>> begin EXTRACTED INFORMATION
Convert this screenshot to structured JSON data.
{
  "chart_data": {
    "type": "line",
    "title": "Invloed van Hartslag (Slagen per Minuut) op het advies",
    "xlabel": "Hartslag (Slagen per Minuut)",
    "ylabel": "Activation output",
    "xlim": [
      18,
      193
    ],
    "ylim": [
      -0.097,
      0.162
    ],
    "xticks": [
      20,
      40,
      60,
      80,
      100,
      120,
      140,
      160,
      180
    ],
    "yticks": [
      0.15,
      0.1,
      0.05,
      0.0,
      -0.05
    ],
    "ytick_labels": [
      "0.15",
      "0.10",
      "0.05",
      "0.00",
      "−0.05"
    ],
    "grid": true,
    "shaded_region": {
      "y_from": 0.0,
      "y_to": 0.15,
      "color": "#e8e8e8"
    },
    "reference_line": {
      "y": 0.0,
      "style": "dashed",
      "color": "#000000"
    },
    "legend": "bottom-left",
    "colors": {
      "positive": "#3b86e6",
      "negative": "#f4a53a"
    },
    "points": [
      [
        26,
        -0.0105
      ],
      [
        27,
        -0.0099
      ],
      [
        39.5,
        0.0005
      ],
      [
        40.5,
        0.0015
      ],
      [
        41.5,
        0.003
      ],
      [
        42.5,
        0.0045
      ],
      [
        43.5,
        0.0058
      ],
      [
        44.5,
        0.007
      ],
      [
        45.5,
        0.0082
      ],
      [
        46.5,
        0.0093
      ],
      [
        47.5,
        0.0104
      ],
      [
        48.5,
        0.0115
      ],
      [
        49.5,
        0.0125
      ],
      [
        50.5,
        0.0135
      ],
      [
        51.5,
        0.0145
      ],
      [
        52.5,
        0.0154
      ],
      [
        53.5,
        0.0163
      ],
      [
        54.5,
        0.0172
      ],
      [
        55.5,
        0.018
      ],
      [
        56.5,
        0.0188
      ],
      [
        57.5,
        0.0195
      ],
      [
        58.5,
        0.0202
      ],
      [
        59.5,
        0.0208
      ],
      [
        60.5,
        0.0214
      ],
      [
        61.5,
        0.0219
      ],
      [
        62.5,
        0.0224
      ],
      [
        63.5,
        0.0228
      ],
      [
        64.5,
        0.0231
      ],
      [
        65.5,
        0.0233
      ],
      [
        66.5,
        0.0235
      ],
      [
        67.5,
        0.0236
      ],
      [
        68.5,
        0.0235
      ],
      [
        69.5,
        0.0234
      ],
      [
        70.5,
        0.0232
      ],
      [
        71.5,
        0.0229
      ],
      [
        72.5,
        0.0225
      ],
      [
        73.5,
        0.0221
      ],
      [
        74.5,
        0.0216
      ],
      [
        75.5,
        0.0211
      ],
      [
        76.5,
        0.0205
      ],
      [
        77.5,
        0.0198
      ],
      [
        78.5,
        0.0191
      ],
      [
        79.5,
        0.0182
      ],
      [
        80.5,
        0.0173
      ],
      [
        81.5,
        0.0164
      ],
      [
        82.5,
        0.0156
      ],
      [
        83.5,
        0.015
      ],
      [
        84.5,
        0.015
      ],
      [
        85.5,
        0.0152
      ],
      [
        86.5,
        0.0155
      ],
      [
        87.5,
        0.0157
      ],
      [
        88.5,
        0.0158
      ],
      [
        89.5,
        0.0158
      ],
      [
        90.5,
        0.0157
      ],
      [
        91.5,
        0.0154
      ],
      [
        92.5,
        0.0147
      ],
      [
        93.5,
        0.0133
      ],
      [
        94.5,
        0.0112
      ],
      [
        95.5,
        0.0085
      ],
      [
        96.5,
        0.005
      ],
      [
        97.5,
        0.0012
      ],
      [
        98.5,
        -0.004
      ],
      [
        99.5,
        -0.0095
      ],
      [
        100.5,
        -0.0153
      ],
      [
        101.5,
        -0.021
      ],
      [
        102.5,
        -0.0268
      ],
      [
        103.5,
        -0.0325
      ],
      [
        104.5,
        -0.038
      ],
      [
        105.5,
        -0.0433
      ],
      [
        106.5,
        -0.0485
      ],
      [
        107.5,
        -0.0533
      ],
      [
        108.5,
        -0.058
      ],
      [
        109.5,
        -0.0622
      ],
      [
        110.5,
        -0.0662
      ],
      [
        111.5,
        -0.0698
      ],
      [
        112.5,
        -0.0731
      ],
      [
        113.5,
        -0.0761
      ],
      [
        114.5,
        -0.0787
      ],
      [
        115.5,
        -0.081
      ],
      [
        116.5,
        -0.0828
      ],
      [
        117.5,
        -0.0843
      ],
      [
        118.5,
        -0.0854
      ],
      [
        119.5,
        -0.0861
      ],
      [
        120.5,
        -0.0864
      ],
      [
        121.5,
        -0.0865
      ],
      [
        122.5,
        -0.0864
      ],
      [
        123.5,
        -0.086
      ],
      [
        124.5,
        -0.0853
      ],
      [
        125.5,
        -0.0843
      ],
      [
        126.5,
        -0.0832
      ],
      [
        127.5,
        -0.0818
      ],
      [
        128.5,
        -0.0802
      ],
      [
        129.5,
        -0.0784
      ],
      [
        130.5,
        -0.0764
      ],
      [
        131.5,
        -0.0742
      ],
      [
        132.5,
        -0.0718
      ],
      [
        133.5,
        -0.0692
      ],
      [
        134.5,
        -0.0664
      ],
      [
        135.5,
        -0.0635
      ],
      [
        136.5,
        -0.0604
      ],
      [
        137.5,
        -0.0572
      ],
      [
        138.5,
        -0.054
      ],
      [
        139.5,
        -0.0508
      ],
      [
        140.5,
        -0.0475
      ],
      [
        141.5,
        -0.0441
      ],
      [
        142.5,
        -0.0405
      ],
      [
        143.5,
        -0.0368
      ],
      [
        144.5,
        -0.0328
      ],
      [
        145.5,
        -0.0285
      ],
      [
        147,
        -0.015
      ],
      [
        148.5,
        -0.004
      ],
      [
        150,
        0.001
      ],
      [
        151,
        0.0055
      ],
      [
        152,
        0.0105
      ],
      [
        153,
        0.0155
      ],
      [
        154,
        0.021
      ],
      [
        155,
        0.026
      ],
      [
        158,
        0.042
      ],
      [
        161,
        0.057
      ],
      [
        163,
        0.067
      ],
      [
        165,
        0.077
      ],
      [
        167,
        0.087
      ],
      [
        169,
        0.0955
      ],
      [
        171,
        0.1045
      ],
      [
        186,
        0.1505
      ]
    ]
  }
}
>> end EXTRACTED INFORMATION
» **BRIEF**
Every record should be repeated exactly; please leave none out.

» **RESULT FOR THIS TASK**
Convert this screenshot to structured JSON data.
{
  "chart_data": {
    "type": "line",
    "title": "Invloed van Hartslag (Slagen per Minuut) op het advies",
    "xlabel": "Hartslag (Slagen per Minuut)",
    "ylabel": "Activation output",
    "xlim": [
      18,
      193
    ],
    "ylim": [
      -0.097,
      0.162
    ],
    "xticks": [
      20,
      40,
      60,
      80,
      100,
      120,
      140,
      160,
      180
    ],
    "yticks": [
      0.15,
      0.1,
      0.05,
      0.0,
      -0.05
    ],
    "ytick_labels": [
      "0.15",
      "0.10",
      "0.05",
      "0.00",
      "−0.05"
    ],
    "grid": true,
    "shaded_region": {
      "y_from": 0.0,
      "y_to": 0.15,
      "color": "#e8e8e8"
    },
    "reference_line": {
      "y": 0.0,
      "style": "dashed",
      "color": "#000000"
    },
    "legend": "bottom-left",
    "colors": {
      "positive": "#3b86e6",
      "negative": "#f4a53a"
    },
    "points": [
      [
        26,
        -0.0105
      ],
      [
        27,
        -0.0099
      ],
      [
        39.5,
        0.0005
      ],
      [
        40.5,
        0.0015
      ],
      [
        41.5,
        0.003
      ],
      [
        42.5,
        0.0045
      ],
      [
        43.5,
        0.0058
      ],
      [
        44.5,
        0.007
      ],
      [
        45.5,
        0.0082
      ],
      [
        46.5,
        0.0093
      ],
      [
        47.5,
        0.0104
      ],
      [
        48.5,
        0.0115
      ],
      [
        49.5,
        0.0125
      ],
      [
        50.5,
        0.0135
      ],
      [
        51.5,
        0.0145
      ],
      [
        52.5,
        0.0154
      ],
      [
        53.5,
        0.0163
      ],
      [
        54.5,
        0.0172
      ],
      [
        55.5,
        0.018
      ],
      [
        56.5,
        0.0188
      ],
      [
        57.5,
        0.0195
      ],
      [
        58.5,
        0.0202
      ],
      [
        59.5,
        0.0208
      ],
      [
        60.5,
        0.0214
      ],
      [
        61.5,
        0.0219
      ],
      [
        62.5,
        0.0224
      ],
      [
        63.5,
        0.0228
      ],
      [
        64.5,
        0.0231
      ],
      [
        65.5,
        0.0233
      ],
      [
        66.5,
        0.0235
      ],
      [
        67.5,
        0.0236
      ],
      [
        68.5,
        0.0235
      ],
      [
        69.5,
        0.0234
      ],
      [
        70.5,
        0.0232
      ],
      [
        71.5,
        0.0229
      ],
      [
        72.5,
        0.0225
      ],
      [
        73.5,
        0.0221
      ],
      [
        74.5,
        0.0216
      ],
      [
        75.5,
        0.0211
      ],
      [
        76.5,
        0.0205
      ],
      [
        77.5,
        0.0198
      ],
      [
        78.5,
        0.0191
      ],
      [
        79.5,
        0.0182
      ],
      [
        80.5,
        0.0173
      ],
      [
        81.5,
        0.0164
      ],
      [
        82.5,
        0.0156
      ],
      [
        83.5,
        0.015
      ],
      [
        84.5,
        0.015
      ],
      [
        85.5,
        0.0152
      ],
      [
        86.5,
        0.0155
      ],
      [
        87.5,
        0.0157
      ],
      [
        88.5,
        0.0158
      ],
      [
        89.5,
        0.0158
      ],
      [
        90.5,
        0.0157
      ],
      [
        91.5,
        0.0154
      ],
      [
        92.5,
        0.0147
      ],
      [
        93.5,
        0.0133
      ],
      [
        94.5,
        0.0112
      ],
      [
        95.5,
        0.0085
      ],
      [
        96.5,
        0.005
      ],
      [
        97.5,
        0.0012
      ],
      [
        98.5,
        -0.004
      ],
      [
        99.5,
        -0.0095
      ],
      [
        100.5,
        -0.0153
      ],
      [
        101.5,
        -0.021
      ],
      [
        102.5,
        -0.0268
      ],
      [
        103.5,
        -0.0325
      ],
      [
        104.5,
        -0.038
      ],
      [
        105.5,
        -0.0433
      ],
      [
        106.5,
        -0.0485
      ],
      [
        107.5,
        -0.0533
      ],
      [
        108.5,
        -0.058
      ],
      [
        109.5,
        -0.0622
      ],
      [
        110.5,
        -0.0662
      ],
      [
        111.5,
        -0.0698
      ],
      [
        112.5,
        -0.0731
      ],
      [
        113.5,
        -0.0761
      ],
      [
        114.5,
        -0.0787
      ],
      [
        115.5,
        -0.081
      ],
      [
        116.5,
        -0.0828
      ],
      [
        117.5,
        -0.0843
      ],
      [
        118.5,
        -0.0854
      ],
      [
        119.5,
        -0.0861
      ],
      [
        120.5,
        -0.0864
      ],
      [
        121.5,
        -0.0865
      ],
      [
        122.5,
        -0.0864
      ],
      [
        123.5,
        -0.086
      ],
      [
        124.5,
        -0.0853
      ],
      [
        125.5,
        -0.0843
      ],
      [
        126.5,
        -0.0832
      ],
      [
        127.5,
        -0.0818
      ],
      [
        128.5,
        -0.0802
      ],
      [
        129.5,
        -0.0784
      ],
      [
        130.5,
        -0.0764
      ],
      [
        131.5,
        -0.0742
      ],
      [
        132.5,
        -0.0718
      ],
      [
        133.5,
        -0.0692
      ],
      [
        134.5,
        -0.0664
      ],
      [
        135.5,
        -0.0635
      ],
      [
        136.5,
        -0.0604
      ],
      [
        137.5,
        -0.0572
      ],
      [
        138.5,
        -0.054
      ],
      [
        139.5,
        -0.0508
      ],
      [
        140.5,
        -0.0475
      ],
      [
        141.5,
        -0.0441
      ],
      [
        142.5,
        -0.0405
      ],
      [
        143.5,
        -0.0368
      ],
      [
        144.5,
        -0.0328
      ],
      [
        145.5,
        -0.0285
      ],
      [
        147,
        -0.015
      ],
      [
        148.5,
        -0.004
      ],
      [
        150,
        0.001
      ],
      [
        151,
        0.0055
      ],
      [
        152,
        0.0105
      ],
      [
        153,
        0.0155
      ],
      [
        154,
        0.021
      ],
      [
        155,
        0.026
      ],
      [
        158,
        0.042
      ],
      [
        161,
        0.057
      ],
      [
        163,
        0.067
      ],
      [
        165,
        0.077
      ],
      [
        167,
        0.087
      ],
      [
        169,
        0.0955
      ],
      [
        171,
        0.1045
      ],
      [
        186,
        0.1505
      ]
    ]
  }
}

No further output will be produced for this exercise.